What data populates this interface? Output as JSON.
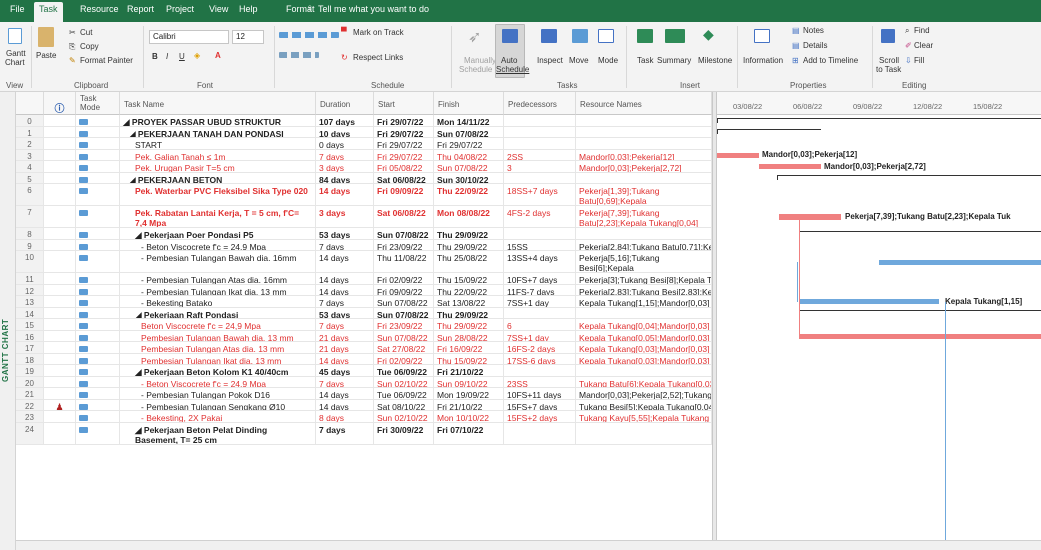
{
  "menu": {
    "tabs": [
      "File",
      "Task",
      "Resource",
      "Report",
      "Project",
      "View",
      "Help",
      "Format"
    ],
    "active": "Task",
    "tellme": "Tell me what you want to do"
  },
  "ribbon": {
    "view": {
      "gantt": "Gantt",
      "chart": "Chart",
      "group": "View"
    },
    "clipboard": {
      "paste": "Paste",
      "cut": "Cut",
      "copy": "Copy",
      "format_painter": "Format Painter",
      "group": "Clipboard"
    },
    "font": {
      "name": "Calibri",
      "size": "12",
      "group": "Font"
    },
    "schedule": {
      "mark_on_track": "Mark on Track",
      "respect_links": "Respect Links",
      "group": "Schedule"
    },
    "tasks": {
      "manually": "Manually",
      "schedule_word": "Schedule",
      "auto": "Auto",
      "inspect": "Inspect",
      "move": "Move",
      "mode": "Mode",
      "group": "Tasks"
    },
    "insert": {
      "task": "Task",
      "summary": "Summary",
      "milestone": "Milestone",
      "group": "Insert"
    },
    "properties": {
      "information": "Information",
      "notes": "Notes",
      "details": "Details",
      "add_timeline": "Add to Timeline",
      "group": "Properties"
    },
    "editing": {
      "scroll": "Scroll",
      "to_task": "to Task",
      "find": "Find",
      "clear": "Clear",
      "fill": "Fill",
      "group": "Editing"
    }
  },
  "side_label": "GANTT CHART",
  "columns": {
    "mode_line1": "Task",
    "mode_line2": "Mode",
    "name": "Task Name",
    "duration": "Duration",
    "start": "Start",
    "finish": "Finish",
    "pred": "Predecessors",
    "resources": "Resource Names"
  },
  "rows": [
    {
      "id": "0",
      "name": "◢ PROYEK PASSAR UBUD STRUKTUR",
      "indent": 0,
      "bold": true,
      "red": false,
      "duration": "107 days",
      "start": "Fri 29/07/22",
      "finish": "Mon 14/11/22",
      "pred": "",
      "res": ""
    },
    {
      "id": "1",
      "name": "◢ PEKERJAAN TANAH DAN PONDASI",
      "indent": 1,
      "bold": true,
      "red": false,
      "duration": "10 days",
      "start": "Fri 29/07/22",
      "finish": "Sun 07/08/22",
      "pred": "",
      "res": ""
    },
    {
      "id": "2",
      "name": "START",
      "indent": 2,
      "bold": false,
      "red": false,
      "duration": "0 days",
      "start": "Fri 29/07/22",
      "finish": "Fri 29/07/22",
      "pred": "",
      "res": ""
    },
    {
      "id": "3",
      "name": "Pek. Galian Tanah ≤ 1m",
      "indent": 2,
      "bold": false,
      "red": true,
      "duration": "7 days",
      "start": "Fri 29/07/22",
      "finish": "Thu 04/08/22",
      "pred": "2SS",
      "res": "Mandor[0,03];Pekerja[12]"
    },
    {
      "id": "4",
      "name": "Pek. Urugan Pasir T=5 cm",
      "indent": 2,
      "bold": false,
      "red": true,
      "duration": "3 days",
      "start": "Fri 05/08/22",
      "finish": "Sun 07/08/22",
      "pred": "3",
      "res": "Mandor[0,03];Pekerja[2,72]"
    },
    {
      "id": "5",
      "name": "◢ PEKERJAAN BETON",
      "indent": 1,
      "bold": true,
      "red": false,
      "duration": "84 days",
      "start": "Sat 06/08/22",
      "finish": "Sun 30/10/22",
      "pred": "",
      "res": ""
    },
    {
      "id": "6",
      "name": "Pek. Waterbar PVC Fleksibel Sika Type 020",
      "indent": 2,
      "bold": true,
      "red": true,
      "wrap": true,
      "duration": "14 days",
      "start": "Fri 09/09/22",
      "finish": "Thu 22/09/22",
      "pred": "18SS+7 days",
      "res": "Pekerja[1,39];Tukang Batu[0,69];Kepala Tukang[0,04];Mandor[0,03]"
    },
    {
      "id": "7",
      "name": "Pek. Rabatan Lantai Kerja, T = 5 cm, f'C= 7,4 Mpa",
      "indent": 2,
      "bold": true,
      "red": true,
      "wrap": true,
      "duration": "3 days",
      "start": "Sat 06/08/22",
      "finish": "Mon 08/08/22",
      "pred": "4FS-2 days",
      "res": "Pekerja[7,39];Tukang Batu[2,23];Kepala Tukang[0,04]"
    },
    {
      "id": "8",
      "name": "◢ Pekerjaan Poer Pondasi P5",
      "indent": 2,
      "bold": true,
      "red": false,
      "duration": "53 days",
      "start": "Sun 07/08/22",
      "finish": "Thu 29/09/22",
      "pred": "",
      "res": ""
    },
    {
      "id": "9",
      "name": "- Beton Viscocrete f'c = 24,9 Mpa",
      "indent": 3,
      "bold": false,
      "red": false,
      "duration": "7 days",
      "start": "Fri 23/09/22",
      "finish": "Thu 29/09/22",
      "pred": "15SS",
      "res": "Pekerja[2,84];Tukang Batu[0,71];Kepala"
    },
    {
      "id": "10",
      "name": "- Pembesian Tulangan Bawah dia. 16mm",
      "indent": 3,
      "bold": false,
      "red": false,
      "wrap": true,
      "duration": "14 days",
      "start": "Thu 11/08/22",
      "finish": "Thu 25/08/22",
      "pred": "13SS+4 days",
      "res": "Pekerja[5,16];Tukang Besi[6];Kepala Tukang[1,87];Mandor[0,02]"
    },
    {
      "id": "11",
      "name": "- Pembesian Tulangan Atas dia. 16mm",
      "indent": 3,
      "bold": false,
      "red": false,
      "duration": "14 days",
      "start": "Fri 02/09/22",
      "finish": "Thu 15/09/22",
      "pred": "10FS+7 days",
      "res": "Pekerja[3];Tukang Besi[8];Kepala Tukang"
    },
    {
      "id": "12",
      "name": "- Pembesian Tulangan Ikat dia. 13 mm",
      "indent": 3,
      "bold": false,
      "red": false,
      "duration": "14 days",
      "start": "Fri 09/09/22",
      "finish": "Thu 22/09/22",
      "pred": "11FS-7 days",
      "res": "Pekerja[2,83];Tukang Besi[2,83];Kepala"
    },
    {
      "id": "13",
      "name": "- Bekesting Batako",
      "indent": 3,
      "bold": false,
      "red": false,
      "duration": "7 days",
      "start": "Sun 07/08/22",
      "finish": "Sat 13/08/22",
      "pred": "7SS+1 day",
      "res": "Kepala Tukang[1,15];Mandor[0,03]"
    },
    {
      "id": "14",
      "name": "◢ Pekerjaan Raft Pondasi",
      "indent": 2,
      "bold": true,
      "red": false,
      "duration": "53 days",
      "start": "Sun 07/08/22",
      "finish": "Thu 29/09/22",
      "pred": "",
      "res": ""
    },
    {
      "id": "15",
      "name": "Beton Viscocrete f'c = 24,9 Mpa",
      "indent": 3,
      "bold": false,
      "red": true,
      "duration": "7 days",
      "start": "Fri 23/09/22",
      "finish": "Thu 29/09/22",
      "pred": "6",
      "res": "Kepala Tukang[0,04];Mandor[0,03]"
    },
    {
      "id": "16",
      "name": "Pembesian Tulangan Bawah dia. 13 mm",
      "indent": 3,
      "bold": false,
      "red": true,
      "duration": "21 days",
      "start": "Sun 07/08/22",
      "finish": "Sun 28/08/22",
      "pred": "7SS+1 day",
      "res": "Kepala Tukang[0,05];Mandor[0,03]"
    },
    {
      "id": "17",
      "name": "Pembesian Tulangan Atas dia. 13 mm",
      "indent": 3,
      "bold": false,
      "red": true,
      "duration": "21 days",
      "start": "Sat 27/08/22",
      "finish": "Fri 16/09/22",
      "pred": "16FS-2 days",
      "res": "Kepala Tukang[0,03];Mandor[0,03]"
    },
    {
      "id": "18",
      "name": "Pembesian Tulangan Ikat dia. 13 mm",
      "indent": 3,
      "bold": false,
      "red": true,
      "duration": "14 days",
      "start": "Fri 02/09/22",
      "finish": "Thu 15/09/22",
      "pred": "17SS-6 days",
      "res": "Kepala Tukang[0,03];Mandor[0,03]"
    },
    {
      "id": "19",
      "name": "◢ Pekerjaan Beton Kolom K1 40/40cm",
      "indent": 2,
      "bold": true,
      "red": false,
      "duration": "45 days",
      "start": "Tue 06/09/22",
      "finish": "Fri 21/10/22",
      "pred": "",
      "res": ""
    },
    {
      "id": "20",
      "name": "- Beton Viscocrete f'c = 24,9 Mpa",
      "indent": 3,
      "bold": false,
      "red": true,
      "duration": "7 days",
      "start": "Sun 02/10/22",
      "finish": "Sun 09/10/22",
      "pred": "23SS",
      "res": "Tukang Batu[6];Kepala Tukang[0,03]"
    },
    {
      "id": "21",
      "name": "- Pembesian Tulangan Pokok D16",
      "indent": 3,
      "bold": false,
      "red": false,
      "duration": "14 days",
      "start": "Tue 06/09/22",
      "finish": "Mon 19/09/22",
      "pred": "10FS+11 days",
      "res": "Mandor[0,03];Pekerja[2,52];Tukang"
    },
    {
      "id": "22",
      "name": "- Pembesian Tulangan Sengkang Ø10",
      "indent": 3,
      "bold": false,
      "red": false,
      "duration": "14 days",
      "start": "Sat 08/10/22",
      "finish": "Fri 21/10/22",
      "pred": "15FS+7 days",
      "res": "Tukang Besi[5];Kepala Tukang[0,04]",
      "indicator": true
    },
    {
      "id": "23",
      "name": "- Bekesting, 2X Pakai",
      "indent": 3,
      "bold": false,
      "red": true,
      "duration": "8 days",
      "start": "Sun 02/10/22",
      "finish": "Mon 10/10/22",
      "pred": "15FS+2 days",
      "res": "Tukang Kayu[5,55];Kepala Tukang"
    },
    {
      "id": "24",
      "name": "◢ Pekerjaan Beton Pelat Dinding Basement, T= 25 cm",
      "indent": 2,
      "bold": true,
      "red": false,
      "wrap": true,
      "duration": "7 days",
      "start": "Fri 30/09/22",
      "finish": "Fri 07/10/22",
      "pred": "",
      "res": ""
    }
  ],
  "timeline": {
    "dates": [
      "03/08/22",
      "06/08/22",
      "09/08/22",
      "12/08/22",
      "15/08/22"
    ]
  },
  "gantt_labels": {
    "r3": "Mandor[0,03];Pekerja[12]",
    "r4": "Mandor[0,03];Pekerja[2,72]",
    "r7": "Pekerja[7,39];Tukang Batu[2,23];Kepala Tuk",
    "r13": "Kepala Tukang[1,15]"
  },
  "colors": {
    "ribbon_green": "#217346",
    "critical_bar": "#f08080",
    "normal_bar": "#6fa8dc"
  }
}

○ ○ ○ ○ ○ ○ ○

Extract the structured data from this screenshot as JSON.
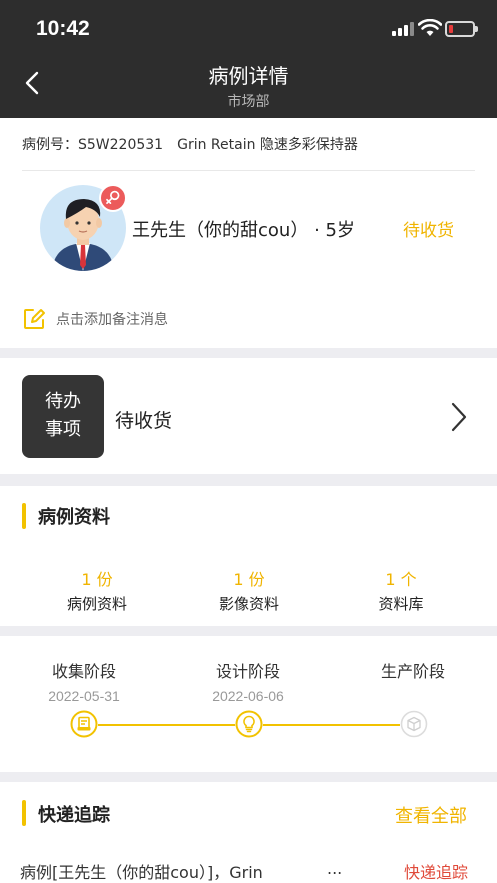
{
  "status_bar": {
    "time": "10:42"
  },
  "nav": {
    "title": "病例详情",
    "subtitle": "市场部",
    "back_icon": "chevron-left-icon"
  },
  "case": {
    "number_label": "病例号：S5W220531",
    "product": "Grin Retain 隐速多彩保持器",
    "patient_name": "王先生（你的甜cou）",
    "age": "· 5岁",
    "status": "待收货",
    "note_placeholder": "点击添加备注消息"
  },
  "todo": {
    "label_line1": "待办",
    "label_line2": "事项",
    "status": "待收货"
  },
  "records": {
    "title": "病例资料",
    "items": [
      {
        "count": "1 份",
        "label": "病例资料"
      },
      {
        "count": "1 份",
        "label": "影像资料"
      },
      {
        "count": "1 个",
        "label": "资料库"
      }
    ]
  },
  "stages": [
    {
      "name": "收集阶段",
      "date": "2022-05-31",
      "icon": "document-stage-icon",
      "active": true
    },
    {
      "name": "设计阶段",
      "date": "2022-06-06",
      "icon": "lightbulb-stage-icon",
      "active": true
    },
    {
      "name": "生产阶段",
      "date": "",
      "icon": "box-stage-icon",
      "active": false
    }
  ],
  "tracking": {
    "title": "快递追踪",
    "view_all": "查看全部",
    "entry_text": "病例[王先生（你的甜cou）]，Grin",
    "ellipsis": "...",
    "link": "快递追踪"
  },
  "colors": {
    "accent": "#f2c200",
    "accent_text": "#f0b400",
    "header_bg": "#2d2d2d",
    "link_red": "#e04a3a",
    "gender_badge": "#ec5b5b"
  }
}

○ ○ ○ ○ ○ ○ ○

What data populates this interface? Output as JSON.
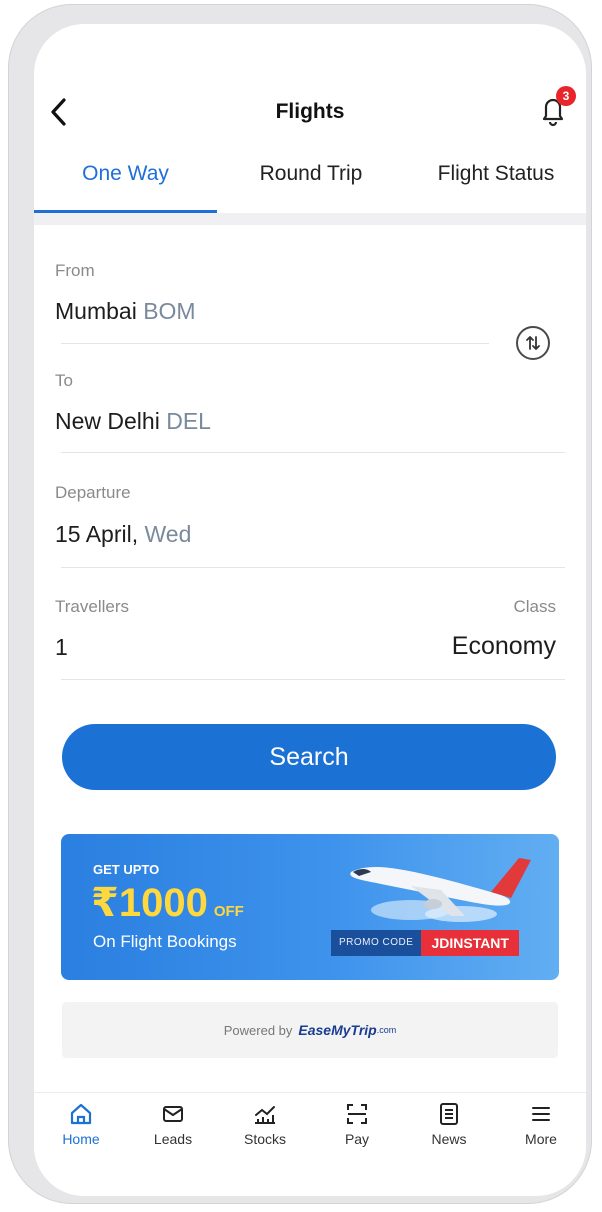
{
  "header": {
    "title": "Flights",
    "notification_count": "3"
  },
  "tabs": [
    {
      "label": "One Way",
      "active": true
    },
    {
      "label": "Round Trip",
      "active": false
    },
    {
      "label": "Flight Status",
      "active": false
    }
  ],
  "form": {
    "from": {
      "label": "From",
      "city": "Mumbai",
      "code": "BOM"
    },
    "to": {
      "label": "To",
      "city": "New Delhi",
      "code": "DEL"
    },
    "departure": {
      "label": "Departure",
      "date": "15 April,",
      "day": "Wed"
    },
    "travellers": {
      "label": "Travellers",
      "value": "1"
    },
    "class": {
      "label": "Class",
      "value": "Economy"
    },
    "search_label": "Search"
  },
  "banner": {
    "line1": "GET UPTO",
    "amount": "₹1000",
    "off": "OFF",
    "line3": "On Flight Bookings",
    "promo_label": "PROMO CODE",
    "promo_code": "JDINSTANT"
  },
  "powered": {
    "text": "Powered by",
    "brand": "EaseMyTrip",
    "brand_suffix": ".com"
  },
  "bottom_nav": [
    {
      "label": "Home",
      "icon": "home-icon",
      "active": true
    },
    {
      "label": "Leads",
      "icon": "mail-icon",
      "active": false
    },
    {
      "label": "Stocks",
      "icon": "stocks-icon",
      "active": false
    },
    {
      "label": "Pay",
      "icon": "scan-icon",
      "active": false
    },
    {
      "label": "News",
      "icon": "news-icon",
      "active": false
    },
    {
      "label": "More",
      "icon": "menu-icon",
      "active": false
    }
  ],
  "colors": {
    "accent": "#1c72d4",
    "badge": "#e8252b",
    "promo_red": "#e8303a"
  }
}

○ ○ ○ ○ ○ ○ ○

• [Given instruction] Tally the lines of the preceding listing in which the word "Batu" appears; state nothing but the total.

• [Task solution] 5